** Start **

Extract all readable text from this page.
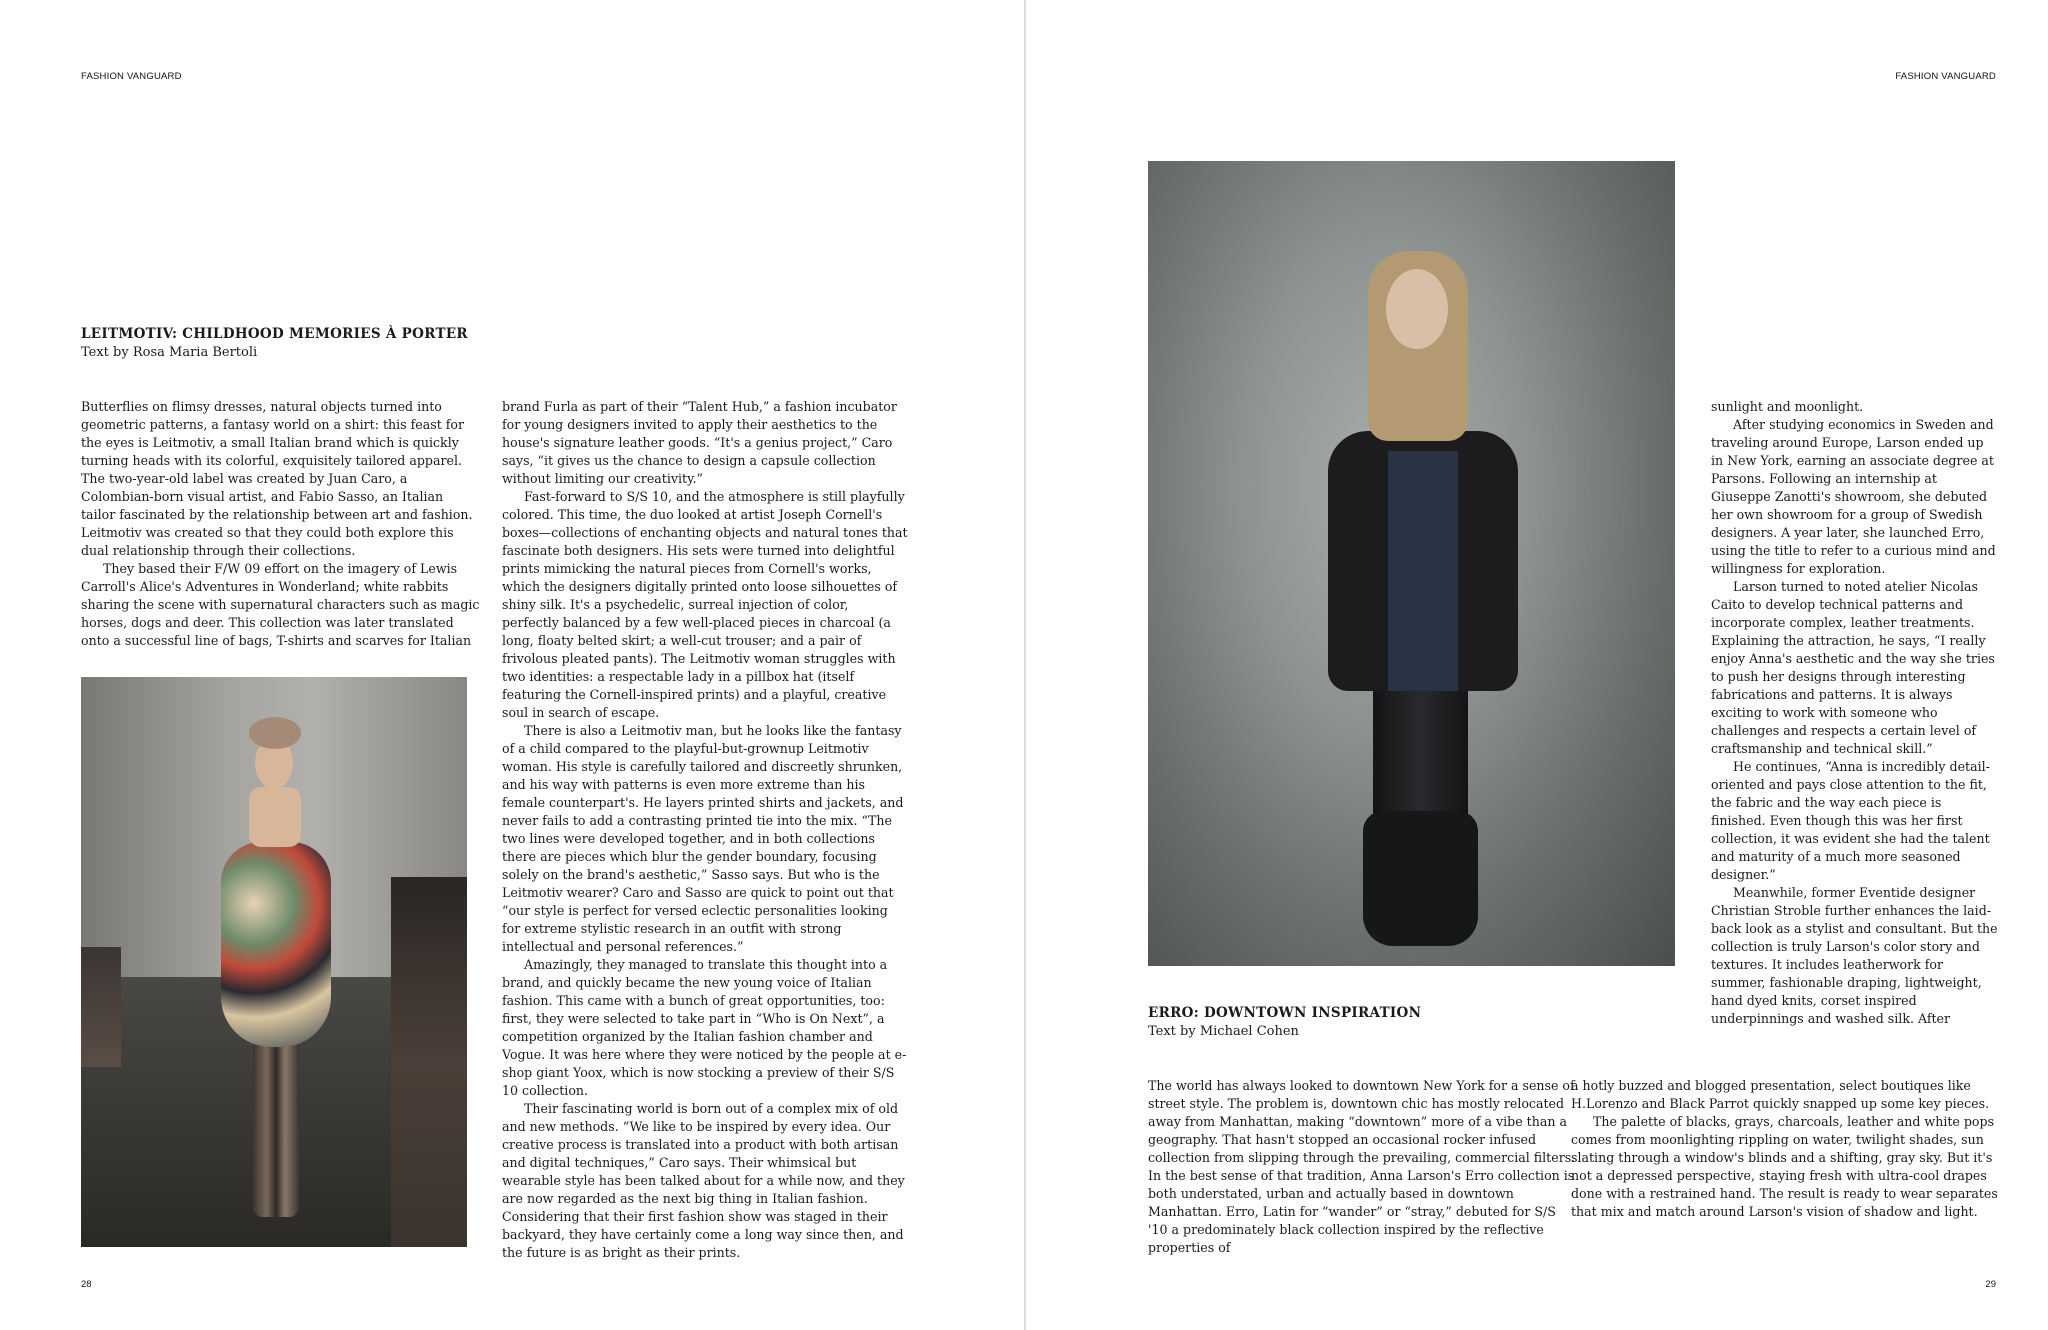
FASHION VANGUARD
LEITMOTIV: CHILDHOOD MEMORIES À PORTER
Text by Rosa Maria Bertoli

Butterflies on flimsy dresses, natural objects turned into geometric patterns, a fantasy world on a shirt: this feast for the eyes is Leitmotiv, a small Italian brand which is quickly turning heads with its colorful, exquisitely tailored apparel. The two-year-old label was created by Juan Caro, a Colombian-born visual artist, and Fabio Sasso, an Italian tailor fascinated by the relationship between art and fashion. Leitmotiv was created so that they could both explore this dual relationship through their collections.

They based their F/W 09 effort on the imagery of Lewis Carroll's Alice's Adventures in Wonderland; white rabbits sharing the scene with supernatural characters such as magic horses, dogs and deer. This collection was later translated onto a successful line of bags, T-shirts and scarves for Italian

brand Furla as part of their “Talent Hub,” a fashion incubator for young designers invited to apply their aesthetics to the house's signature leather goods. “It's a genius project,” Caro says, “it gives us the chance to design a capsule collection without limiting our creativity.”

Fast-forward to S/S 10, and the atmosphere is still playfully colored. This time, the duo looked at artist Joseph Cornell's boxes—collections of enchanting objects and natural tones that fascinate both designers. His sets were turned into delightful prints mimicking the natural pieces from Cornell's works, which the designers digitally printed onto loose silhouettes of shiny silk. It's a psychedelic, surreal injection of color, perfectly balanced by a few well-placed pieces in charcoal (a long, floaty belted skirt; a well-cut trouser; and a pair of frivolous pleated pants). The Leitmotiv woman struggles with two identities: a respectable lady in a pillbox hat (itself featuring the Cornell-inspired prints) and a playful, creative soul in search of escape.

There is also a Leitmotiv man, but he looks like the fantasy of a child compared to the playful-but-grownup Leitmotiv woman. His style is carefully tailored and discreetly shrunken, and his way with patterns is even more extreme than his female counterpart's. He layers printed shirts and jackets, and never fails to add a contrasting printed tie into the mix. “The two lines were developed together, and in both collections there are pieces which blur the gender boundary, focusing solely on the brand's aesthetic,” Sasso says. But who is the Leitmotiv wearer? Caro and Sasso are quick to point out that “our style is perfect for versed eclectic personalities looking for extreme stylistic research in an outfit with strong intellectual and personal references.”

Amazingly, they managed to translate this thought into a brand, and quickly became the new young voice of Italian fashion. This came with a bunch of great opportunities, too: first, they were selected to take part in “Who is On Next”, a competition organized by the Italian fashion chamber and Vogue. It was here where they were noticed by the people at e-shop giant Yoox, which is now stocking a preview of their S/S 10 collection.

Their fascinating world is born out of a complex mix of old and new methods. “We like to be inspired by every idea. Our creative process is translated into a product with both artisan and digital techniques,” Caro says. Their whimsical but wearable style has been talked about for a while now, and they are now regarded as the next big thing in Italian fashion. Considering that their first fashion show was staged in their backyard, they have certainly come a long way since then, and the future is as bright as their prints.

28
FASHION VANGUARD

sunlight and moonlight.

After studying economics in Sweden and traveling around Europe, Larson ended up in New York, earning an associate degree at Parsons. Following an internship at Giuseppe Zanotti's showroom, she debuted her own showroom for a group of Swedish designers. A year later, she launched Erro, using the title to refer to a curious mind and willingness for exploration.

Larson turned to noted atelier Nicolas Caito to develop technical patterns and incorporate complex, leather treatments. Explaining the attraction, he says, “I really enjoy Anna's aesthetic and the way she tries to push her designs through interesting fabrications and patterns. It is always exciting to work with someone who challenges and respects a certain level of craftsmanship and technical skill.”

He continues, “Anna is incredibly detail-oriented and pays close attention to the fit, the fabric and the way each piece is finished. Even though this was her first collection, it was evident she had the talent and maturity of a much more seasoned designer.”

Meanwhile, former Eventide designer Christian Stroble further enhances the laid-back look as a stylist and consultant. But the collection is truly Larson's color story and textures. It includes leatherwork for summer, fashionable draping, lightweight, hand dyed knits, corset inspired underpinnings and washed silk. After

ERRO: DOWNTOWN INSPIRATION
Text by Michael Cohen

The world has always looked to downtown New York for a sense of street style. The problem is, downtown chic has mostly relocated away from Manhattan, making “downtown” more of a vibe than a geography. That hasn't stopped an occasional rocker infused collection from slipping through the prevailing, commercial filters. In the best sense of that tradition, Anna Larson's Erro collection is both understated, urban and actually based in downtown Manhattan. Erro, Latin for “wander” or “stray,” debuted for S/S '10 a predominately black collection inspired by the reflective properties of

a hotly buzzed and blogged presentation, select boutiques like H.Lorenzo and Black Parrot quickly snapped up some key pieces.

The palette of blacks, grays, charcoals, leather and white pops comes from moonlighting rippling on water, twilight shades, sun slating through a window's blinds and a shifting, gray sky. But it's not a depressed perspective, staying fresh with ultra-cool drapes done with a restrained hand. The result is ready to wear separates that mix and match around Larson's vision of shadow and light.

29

** End **
** Start **

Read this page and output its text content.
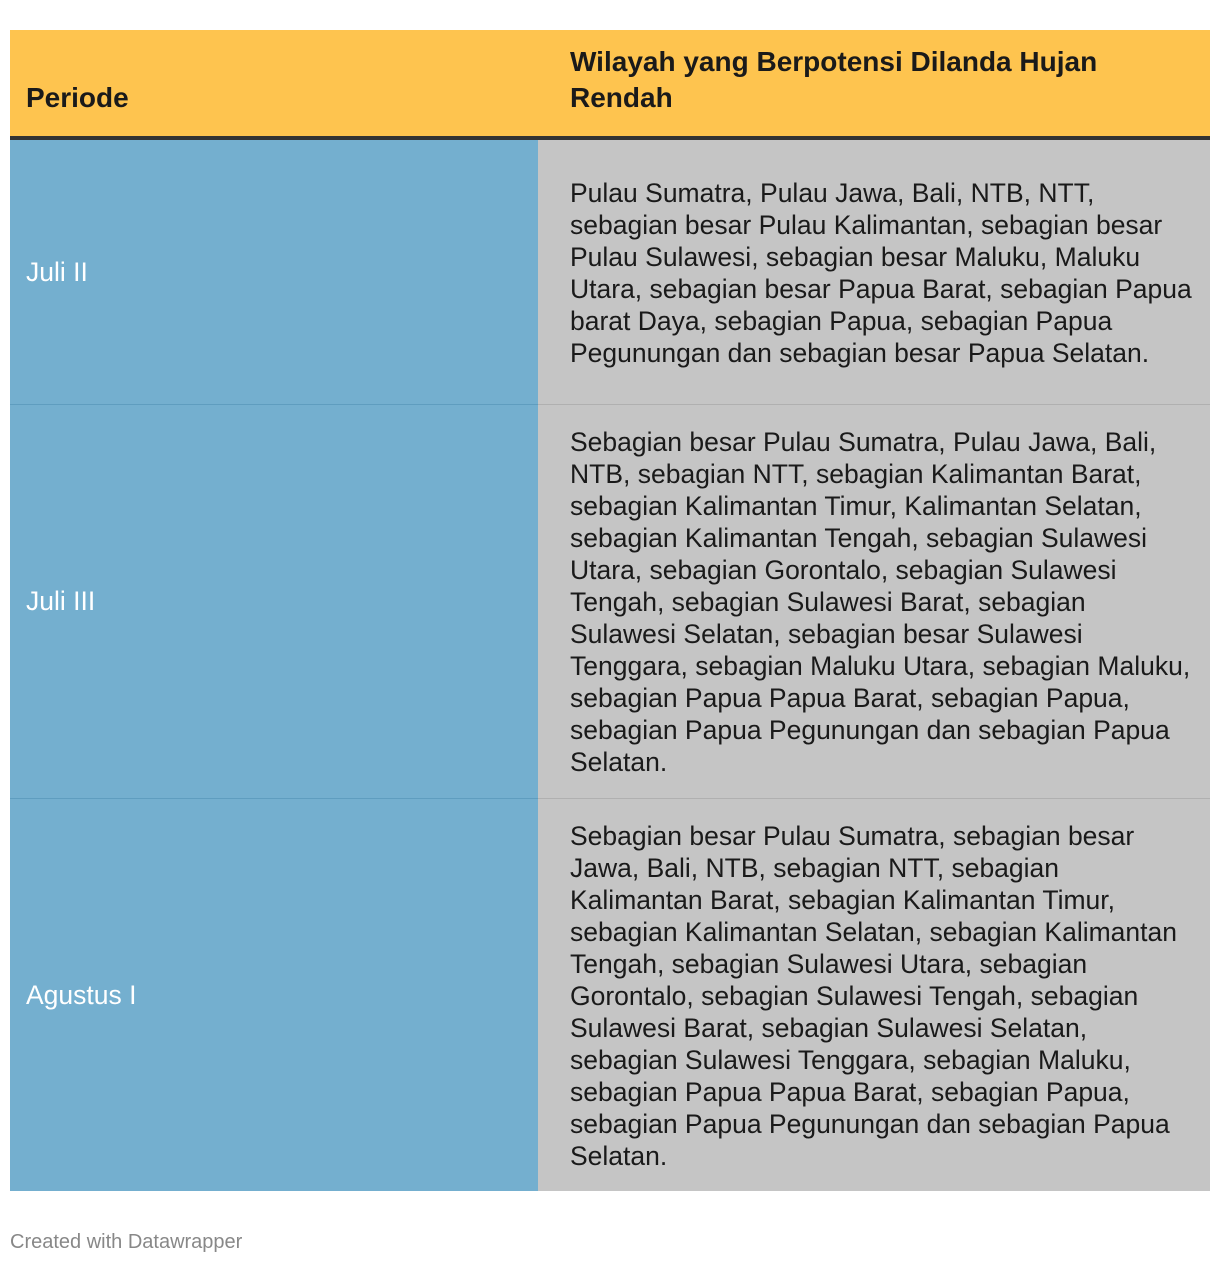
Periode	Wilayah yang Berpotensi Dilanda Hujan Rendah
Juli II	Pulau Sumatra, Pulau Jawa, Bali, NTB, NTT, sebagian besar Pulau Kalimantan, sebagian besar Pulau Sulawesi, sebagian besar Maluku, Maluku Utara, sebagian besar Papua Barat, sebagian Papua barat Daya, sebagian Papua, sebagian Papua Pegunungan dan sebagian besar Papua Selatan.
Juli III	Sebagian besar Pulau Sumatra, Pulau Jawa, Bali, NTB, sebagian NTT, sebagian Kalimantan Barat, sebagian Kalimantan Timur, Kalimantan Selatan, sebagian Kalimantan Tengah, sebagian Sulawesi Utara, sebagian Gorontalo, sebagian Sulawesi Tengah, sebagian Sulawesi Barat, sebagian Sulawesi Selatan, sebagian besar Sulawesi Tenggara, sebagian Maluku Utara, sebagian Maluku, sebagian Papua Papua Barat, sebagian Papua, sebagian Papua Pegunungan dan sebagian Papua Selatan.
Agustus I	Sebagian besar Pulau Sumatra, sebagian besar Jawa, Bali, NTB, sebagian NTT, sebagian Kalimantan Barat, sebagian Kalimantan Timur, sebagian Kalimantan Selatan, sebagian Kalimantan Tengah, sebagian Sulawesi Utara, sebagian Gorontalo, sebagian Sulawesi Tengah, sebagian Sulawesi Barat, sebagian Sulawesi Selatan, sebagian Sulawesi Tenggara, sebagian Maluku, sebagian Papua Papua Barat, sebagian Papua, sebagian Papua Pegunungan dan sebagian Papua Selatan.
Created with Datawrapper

** End **

Pick out and copy the lines of the entries that hold the string "more".

There is also a Leitmotiv man, but he looks like the fantasy of a child compared to the playful-but-grownup Leitmotiv woman. His style is carefully tailored and discreetly shrunken, and his way with patterns is even more extreme than his female counterpart's. He layers printed shirts and jackets, and never fails to add a contrasting printed tie into the mix. “The two lines were developed together, and in both collections there are pieces which blur the gender boundary, focusing solely on the brand's aesthetic,” Sasso says. But who is the Leitmotiv wearer? Caro and Sasso are quick to point out that “our style is perfect for versed eclectic personalities looking for extreme stylistic research in an outfit with strong intellectual and personal references.”
He continues, “Anna is incredibly detail-oriented and pays close attention to the fit, the fabric and the way each piece is finished. Even though this was her first collection, it was evident she had the talent and maturity of a much more seasoned designer.”
The world has always looked to downtown New York for a sense of street style. The problem is, downtown chic has mostly relocated away from Manhattan, making “downtown” more of a vibe than a geography. That hasn't stopped an occasional rocker infused collection from slipping through the prevailing, commercial filters. In the best sense of that tradition, Anna Larson's Erro collection is both understated, urban and actually based in downtown Manhattan. Erro, Latin for “wander” or “stray,” debuted for S/S '10 a predominately black collection inspired by the reflective properties of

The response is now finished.